* Goal: Search the material for the word "marker" and copy each line that holds it.

┌──

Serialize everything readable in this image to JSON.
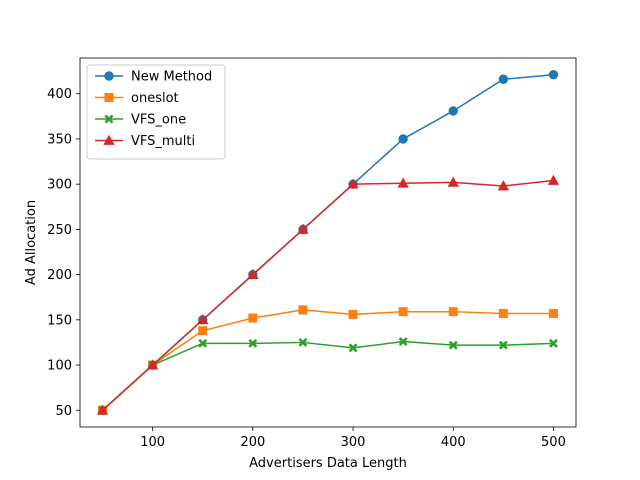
{
  "chart_data": {
    "type": "line",
    "title": "",
    "xlabel": "Advertisers Data Length",
    "ylabel": "Ad Allocation",
    "x": [
      50,
      100,
      150,
      200,
      250,
      300,
      350,
      400,
      450,
      500
    ],
    "xlim": [
      27.5,
      522.5
    ],
    "ylim": [
      31.5,
      439.5
    ],
    "xticks": [
      100,
      200,
      300,
      400,
      500
    ],
    "yticks": [
      50,
      100,
      150,
      200,
      250,
      300,
      350,
      400
    ],
    "grid": false,
    "legend_position": "top-left",
    "series": [
      {
        "name": "New Method",
        "color": "#1f77b4",
        "marker": "circle",
        "values": [
          50,
          100,
          150,
          200,
          250,
          300,
          350,
          381,
          416,
          421
        ]
      },
      {
        "name": "oneslot",
        "color": "#ff7f0e",
        "marker": "square",
        "values": [
          50,
          100,
          138,
          152,
          161,
          156,
          159,
          159,
          157,
          157
        ]
      },
      {
        "name": "VFS_one",
        "color": "#2ca02c",
        "marker": "x-filled",
        "values": [
          50,
          100,
          124,
          124,
          125,
          119,
          126,
          122,
          122,
          124
        ]
      },
      {
        "name": "VFS_multi",
        "color": "#d62728",
        "marker": "triangle-up",
        "values": [
          50,
          100,
          150,
          200,
          250,
          300,
          301,
          302,
          298,
          304
        ]
      }
    ]
  }
}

└──

* Reply to the task:
        "marker": "circle",
        "marker": "square",
        "marker": "x-filled",
        "marker": "triangle-up",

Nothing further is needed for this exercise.